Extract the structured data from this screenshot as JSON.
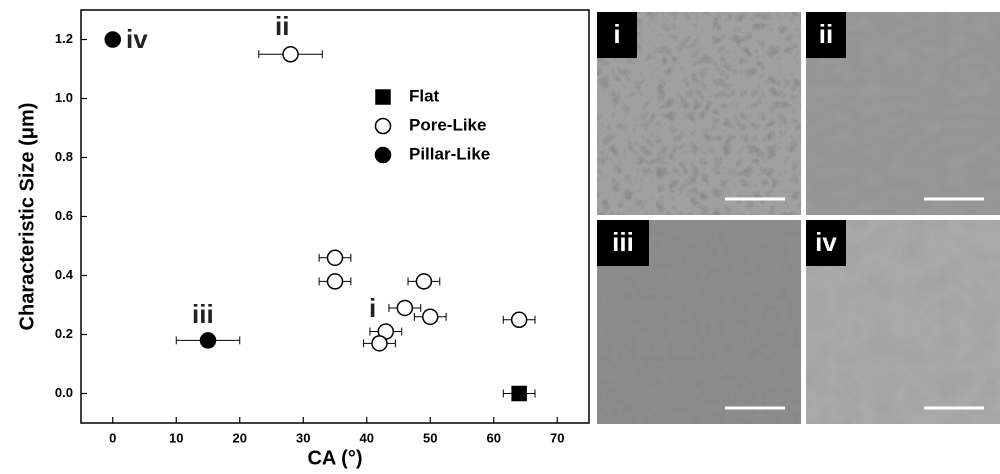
{
  "chart_data": {
    "type": "scatter",
    "x_label": "CA (°)",
    "y_label": "Characteristic Size (μm)",
    "xlim": [
      -5,
      75
    ],
    "ylim": [
      -0.1,
      1.3
    ],
    "xticks": [
      0,
      10,
      20,
      30,
      40,
      50,
      60,
      70
    ],
    "yticks": [
      {
        "value": 0,
        "label": "0.0"
      },
      {
        "value": 0.2,
        "label": "0.2"
      },
      {
        "value": 0.4,
        "label": "0.4"
      },
      {
        "value": 0.6,
        "label": "0.6"
      },
      {
        "value": 0.8,
        "label": "0.8"
      },
      {
        "value": 1.0,
        "label": "1.0"
      },
      {
        "value": 1.2,
        "label": "1.2"
      }
    ],
    "legend": "upper right",
    "series": [
      {
        "name": "Flat",
        "marker": "square",
        "color": "#000000",
        "x": [
          64
        ],
        "values": [
          0.0
        ],
        "xerr": [
          2.5
        ]
      },
      {
        "name": "Pore-Like",
        "marker": "open-circle",
        "color": "#000000",
        "x": [
          28,
          35,
          35,
          49,
          46,
          50,
          43,
          42,
          64
        ],
        "values": [
          1.15,
          0.46,
          0.38,
          0.38,
          0.29,
          0.26,
          0.21,
          0.17,
          0.25
        ],
        "xerr": [
          5,
          2.5,
          2.5,
          2.5,
          2.5,
          2.5,
          2.5,
          2.5,
          2.5
        ]
      },
      {
        "name": "Pillar-Like",
        "marker": "circle",
        "color": "#000000",
        "x": [
          0,
          15
        ],
        "values": [
          1.2,
          0.18
        ],
        "xerr": [
          null,
          5
        ]
      }
    ],
    "annotations": [
      "iv",
      "ii",
      "iii",
      "i"
    ]
  },
  "panels": [
    {
      "label": "i"
    },
    {
      "label": "ii"
    },
    {
      "label": "iii"
    },
    {
      "label": "iv"
    }
  ]
}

####

» Challenge
Images in the records should not be copied. Repeat all the rest exactly.

» Completed exercise
Extract the structured data from this screenshot as JSON.
{
  "chart_data": {
    "type": "scatter",
    "x_label": "CA (°)",
    "y_label": "Characteristic Size (μm)",
    "xlim": [
      -5,
      75
    ],
    "ylim": [
      -0.1,
      1.3
    ],
    "xticks": [
      0,
      10,
      20,
      30,
      40,
      50,
      60,
      70
    ],
    "yticks": [
      {
        "value": 0,
        "label": "0.0"
      },
      {
        "value": 0.2,
        "label": "0.2"
      },
      {
        "value": 0.4,
        "label": "0.4"
      },
      {
        "value": 0.6,
        "label": "0.6"
      },
      {
        "value": 0.8,
        "label": "0.8"
      },
      {
        "value": 1.0,
        "label": "1.0"
      },
      {
        "value": 1.2,
        "label": "1.2"
      }
    ],
    "legend": "upper right",
    "series": [
      {
        "name": "Flat",
        "marker": "square",
        "color": "#000000",
        "x": [
          64
        ],
        "values": [
          0.0
        ],
        "xerr": [
          2.5
        ]
      },
      {
        "name": "Pore-Like",
        "marker": "open-circle",
        "color": "#000000",
        "x": [
          28,
          35,
          35,
          49,
          46,
          50,
          43,
          42,
          64
        ],
        "values": [
          1.15,
          0.46,
          0.38,
          0.38,
          0.29,
          0.26,
          0.21,
          0.17,
          0.25
        ],
        "xerr": [
          5,
          2.5,
          2.5,
          2.5,
          2.5,
          2.5,
          2.5,
          2.5,
          2.5
        ]
      },
      {
        "name": "Pillar-Like",
        "marker": "circle",
        "color": "#000000",
        "x": [
          0,
          15
        ],
        "values": [
          1.2,
          0.18
        ],
        "xerr": [
          null,
          5
        ]
      }
    ],
    "annotations": [
      "iv",
      "ii",
      "iii",
      "i"
    ]
  },
  "panels": [
    {
      "label": "i"
    },
    {
      "label": "ii"
    },
    {
      "label": "iii"
    },
    {
      "label": "iv"
    }
  ]
}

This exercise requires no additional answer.